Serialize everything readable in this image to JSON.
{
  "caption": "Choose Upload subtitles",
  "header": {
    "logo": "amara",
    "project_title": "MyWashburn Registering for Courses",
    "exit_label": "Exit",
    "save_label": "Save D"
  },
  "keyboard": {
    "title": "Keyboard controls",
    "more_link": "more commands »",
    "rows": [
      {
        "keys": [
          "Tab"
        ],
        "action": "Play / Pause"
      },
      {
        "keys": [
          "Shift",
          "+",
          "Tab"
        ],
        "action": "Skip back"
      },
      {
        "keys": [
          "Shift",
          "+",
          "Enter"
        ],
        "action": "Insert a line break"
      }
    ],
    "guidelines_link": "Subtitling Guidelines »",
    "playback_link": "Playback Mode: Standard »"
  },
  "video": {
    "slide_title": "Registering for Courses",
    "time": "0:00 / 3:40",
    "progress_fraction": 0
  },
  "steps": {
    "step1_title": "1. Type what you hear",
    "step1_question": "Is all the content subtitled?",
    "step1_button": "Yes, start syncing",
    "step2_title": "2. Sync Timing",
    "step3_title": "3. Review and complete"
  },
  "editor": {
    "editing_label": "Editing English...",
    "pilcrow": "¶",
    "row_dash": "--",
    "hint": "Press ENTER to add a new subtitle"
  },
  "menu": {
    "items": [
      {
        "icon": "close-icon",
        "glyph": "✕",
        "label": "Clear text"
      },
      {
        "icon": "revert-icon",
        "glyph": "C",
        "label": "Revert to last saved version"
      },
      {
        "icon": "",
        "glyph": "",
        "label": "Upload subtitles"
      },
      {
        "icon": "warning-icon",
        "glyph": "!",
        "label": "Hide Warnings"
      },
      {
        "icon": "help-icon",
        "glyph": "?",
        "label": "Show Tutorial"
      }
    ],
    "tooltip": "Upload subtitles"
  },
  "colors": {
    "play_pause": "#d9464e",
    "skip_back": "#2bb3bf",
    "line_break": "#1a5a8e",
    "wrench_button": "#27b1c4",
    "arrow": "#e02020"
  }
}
#####
* **To be done**: Gather each line in these records that contains the string "Registering".

* **The answer**:
    "project_title": "MyWashburn Registering for Courses",
    "slide_title": "Registering for Courses",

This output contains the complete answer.